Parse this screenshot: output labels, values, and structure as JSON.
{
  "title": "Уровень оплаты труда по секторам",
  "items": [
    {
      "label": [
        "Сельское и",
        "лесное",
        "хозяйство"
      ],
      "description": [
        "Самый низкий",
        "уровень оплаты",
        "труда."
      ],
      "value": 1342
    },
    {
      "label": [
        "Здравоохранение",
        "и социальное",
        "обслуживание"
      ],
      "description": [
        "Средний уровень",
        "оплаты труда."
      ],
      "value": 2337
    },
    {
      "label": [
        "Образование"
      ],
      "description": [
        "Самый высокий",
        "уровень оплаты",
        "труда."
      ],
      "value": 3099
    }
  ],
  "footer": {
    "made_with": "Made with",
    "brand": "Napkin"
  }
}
+---+
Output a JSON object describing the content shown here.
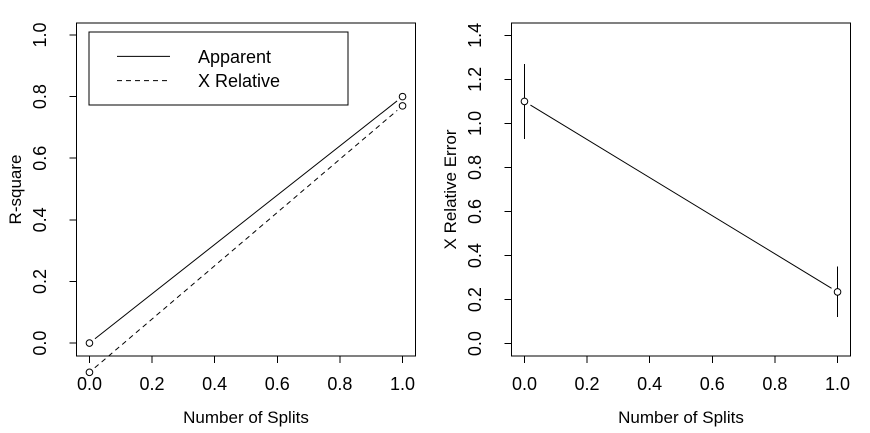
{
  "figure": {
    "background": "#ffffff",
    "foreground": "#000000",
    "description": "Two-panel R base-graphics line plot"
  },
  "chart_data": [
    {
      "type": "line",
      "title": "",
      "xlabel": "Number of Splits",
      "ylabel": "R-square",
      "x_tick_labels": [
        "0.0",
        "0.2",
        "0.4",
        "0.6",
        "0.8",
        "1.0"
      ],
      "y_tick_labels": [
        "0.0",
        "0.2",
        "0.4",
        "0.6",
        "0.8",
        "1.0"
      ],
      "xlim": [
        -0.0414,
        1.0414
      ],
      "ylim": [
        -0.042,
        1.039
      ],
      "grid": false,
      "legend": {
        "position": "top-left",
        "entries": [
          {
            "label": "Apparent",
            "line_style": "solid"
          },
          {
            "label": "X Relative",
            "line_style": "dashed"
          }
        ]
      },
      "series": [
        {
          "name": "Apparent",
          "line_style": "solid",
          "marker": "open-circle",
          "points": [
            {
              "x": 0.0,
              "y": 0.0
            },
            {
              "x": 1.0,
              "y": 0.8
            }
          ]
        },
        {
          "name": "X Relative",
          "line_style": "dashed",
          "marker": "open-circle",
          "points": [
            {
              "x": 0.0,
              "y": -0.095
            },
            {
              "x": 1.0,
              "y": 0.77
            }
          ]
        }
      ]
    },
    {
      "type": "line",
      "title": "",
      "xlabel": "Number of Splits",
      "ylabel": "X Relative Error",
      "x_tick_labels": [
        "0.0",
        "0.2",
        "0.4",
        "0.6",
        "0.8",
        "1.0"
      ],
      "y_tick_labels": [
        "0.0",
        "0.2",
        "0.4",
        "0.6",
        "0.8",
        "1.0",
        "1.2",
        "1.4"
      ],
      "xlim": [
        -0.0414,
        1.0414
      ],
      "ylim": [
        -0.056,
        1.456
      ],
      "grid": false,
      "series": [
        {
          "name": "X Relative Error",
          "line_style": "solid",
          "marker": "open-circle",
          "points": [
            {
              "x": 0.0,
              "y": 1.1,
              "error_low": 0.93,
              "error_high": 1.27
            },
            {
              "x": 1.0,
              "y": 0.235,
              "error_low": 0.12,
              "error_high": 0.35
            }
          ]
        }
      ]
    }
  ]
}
+---+
#### Your objective:
From the entries above, collect every line with the string "JSON" in it.

#### Result of this exercise:
Parse this screenshot: output labels, values, and structure as JSON.
Output a JSON object describing the content shown here.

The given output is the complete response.